Your task: Output the data exactly, with every line intact.

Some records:
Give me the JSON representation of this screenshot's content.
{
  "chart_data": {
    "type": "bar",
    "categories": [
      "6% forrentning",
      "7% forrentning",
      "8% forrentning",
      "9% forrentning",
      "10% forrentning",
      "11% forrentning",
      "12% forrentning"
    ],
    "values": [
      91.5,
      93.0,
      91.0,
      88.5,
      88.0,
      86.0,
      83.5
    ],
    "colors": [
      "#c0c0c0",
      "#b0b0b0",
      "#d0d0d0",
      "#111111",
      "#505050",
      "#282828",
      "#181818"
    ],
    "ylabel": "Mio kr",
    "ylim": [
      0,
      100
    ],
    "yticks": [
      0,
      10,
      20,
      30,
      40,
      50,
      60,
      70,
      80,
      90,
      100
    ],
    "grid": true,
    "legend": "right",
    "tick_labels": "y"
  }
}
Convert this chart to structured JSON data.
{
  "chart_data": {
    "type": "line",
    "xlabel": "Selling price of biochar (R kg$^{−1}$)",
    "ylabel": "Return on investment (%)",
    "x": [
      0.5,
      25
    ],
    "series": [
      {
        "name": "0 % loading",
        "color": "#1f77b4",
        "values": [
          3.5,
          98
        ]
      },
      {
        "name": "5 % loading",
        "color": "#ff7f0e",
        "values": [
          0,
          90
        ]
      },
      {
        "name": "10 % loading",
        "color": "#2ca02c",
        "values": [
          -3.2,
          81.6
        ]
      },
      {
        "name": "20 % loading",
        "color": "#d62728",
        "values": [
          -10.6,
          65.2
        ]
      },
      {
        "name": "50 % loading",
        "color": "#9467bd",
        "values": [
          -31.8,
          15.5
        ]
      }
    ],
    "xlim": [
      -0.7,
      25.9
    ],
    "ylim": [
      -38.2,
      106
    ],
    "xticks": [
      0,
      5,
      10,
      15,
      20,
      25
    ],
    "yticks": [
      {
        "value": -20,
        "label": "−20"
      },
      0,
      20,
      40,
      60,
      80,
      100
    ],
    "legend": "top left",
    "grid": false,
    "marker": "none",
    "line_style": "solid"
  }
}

Solution to the problem:
Give me the JSON representation of this screenshot's content.
{
  "chart_data": {
    "type": "bar",
    "categories": [
      "6% forrentning",
      "7% forrentning",
      "8% forrentning",
      "9% forrentning",
      "10% forrentning",
      "11% forrentning",
      "12% forrentning"
    ],
    "values": [
      91.5,
      93.0,
      91.0,
      88.5,
      88.0,
      86.0,
      83.5
    ],
    "colors": [
      "#c0c0c0",
      "#b0b0b0",
      "#d0d0d0",
      "#111111",
      "#505050",
      "#282828",
      "#181818"
    ],
    "ylabel": "Mio kr",
    "ylim": [
      0,
      100
    ],
    "yticks": [
      0,
      10,
      20,
      30,
      40,
      50,
      60,
      70,
      80,
      90,
      100
    ],
    "grid": true,
    "legend": "right",
    "tick_labels": "y"
  }
}
Convert this chart to structured JSON data.
{
  "chart_data": {
    "type": "line",
    "xlabel": "Selling price of biochar (R kg$^{−1}$)",
    "ylabel": "Return on investment (%)",
    "x": [
      0.5,
      25
    ],
    "series": [
      {
        "name": "0 % loading",
        "color": "#1f77b4",
        "values": [
          3.5,
          98
        ]
      },
      {
        "name": "5 % loading",
        "color": "#ff7f0e",
        "values": [
          0,
          90
        ]
      },
      {
        "name": "10 % loading",
        "color": "#2ca02c",
        "values": [
          -3.2,
          81.6
        ]
      },
      {
        "name": "20 % loading",
        "color": "#d62728",
        "values": [
          -10.6,
          65.2
        ]
      },
      {
        "name": "50 % loading",
        "color": "#9467bd",
        "values": [
          -31.8,
          15.5
        ]
      }
    ],
    "xlim": [
      -0.7,
      25.9
    ],
    "ylim": [
      -38.2,
      106
    ],
    "xticks": [
      0,
      5,
      10,
      15,
      20,
      25
    ],
    "yticks": [
      {
        "value": -20,
        "label": "−20"
      },
      0,
      20,
      40,
      60,
      80,
      100
    ],
    "legend": "top left",
    "grid": false,
    "marker": "none",
    "line_style": "solid"
  }
}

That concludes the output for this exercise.